■ **Written exercise 1**
In the listing, edit the part that opens with its first line and closes with the line containing "point <box>286 288 294 295</box>", replacing each "y-tick-label" with "vertical-tick-label" and leaving everything else unchanged.

══ Page extract

Scientists are still uncertain about how exactly our solar system sprung into existence. Our best guess is the Core Accretion model, according to which the Sun and its zealots were formed from a cloud of dust abundant in hydrogen and helium, the remnants of a nebula.
This vagrant matter briskly rotated and caused an exponential increase in mass and pressure at its center. This dense entity at the center became the Sun. The Sun’s solar winds then pushed the remaining hydrogen and helium away into space. The matter on the fringes gradually coalesced and, after reaching a critical mass, accreted more gas and mass to form the planets we now see.
The first four planets are terrestrial planets, planets whose cores are made up of metallic rocks. However, these are planets that weren’t massive enough to attract the hydrogen and helium molecules whizzing past them.
On the other hand, larger planets like Jupiter, Saturn and Neptune were not only massive but also distant from this chaos. As the velocity of these molecules dwindled, they became easier to clinch by the force of gravity. This is why Jovian planets are mostly made up of hydrogen and helium gases and are also often called gas giants.
But what does this say about Jupiter’s core?
Jupiter’s Core
Jupiter’s constitution resembles a star. Like the Sun itself, it is entirely made of gas, it’s excruciatingly hot and enormously dense. However, it’s not massive enough or dense enough to perpetuate nuclear fusion – the process that fuels a star.
If it were 80 times more massive, it would generate the necessary heat and pressure for nuclear fusion as a result of gravitational compression.
Hence, we say it is almost a star.
Scientists aren’t sure what Jupiter’s core is made of. Like the core of a star, Jupiter’s core is under astronomical pressure due to the titanic mass it bears on its shoulders. This is similar to the increase in pressure one feels when swimming deeper and deeper into a pool, due to the weight of the water above.
The pressure at Earth’s core is 3.5 million times the pressure at its surface. Jupiter not only boasts a larger mass, but its core also lies much deeper – 11 times deeper, in fact. The pressure down there is 50-100 million times greater than the pressure on the Earth’s surface! Remember that these conditions are still not intense enough to give Jupiter the status of a star.
The increased pressure consequently raises the surrounding region to a sweltering temperature. Physics within such an environment is highly unpredictable.

════

■ **Written exercise 2**
According to the passage on the solar system's formation, why are Jovian planets made up mostly of hydrogen and helium gases? Answer in one to three sentences.

══ Data rows

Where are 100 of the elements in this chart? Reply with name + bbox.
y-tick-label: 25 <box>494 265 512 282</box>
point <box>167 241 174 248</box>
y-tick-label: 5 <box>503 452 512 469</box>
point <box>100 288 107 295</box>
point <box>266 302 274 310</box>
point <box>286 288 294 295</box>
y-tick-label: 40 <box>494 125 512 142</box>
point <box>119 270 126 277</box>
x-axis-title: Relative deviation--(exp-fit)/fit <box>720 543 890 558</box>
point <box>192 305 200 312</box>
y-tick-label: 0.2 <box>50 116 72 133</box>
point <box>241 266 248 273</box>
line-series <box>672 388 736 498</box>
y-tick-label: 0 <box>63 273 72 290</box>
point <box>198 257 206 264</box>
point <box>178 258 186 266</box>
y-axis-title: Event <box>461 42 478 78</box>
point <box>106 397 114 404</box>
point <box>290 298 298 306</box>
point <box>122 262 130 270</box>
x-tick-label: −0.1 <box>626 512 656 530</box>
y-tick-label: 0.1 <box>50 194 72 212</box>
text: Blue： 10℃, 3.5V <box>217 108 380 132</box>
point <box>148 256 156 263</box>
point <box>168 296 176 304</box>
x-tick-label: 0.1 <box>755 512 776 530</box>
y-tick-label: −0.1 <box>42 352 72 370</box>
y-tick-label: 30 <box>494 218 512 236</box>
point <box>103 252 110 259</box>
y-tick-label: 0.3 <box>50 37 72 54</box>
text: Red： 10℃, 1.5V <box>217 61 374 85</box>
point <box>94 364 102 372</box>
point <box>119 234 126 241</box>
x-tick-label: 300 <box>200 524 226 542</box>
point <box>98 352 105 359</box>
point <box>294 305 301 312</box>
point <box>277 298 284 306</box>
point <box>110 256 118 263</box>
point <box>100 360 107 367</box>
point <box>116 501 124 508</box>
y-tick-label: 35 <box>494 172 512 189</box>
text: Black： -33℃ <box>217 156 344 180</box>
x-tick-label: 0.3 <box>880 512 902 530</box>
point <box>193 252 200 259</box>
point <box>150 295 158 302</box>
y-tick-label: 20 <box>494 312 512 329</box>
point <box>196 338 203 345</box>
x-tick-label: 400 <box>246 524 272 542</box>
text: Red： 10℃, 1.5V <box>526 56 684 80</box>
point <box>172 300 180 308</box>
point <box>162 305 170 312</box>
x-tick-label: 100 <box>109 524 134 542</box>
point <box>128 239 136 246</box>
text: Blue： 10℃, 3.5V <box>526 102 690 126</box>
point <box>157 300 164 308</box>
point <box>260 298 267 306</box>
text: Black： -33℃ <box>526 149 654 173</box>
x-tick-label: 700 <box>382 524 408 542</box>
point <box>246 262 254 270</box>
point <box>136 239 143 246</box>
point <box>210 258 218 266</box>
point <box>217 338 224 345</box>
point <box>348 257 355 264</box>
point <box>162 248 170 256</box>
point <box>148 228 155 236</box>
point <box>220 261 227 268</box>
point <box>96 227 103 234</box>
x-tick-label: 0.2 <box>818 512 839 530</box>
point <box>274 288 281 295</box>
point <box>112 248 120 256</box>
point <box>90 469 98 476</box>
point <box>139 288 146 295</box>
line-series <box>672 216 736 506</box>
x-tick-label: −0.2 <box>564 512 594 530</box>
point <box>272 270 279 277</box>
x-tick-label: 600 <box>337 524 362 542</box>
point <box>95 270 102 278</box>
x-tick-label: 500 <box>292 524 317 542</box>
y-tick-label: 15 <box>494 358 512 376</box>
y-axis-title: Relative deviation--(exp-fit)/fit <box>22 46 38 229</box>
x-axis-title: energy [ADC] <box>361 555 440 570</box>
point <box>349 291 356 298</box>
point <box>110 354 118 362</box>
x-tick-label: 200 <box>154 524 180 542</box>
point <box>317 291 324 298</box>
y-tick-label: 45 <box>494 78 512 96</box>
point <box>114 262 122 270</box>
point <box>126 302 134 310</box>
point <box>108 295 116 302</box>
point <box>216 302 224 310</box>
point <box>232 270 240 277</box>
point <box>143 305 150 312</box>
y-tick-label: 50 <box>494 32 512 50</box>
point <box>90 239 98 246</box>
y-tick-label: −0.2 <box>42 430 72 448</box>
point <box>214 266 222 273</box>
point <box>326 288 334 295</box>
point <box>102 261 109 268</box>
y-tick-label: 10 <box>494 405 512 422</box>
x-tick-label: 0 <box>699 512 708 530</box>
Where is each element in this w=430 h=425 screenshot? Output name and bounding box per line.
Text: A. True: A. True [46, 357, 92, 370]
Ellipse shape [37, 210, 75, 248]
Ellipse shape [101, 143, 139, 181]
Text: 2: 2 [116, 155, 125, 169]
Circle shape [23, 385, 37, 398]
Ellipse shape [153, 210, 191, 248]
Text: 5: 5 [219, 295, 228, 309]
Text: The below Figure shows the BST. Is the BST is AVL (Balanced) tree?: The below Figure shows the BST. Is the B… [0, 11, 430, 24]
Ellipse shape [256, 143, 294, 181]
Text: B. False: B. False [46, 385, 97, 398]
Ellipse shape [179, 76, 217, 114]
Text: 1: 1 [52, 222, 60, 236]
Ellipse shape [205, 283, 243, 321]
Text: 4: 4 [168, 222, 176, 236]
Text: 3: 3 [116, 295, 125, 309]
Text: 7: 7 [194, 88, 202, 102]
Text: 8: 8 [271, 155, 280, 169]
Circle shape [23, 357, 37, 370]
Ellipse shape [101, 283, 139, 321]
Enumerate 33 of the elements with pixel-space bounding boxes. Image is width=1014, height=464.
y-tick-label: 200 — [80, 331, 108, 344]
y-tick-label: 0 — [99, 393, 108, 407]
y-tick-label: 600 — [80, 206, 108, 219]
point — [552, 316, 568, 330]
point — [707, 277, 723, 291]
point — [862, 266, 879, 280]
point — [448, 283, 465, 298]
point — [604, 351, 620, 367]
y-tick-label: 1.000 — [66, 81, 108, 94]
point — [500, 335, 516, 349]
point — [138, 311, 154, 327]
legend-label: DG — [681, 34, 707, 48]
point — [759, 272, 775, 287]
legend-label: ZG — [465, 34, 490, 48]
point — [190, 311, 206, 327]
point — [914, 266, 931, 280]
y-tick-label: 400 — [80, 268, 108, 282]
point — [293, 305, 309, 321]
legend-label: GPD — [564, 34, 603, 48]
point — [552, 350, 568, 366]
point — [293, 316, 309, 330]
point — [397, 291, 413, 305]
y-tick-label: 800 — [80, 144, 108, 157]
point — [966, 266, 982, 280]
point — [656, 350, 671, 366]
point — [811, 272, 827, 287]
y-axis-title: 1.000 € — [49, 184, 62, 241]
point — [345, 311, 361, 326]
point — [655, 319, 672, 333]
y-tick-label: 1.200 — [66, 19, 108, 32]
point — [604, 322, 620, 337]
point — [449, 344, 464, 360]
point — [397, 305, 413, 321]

════

■ **Correct answer 1**
Where are 100 of the elements in this chart? Reply with name + bbox.
vertical-tick-label: 25 <box>494 265 512 282</box>
point <box>167 241 174 248</box>
vertical-tick-label: 5 <box>503 452 512 469</box>
point <box>100 288 107 295</box>
point <box>266 302 274 310</box>
point <box>286 288 294 295</box>

■ **Correct answer 2**
Planets such as Jupiter, Saturn and Neptune were both massive and distant from the chaos near the center. As the velocity of the hydrogen and helium molecules dwindled, gravity could capture them more easily, so these planets are mostly made up of those gases.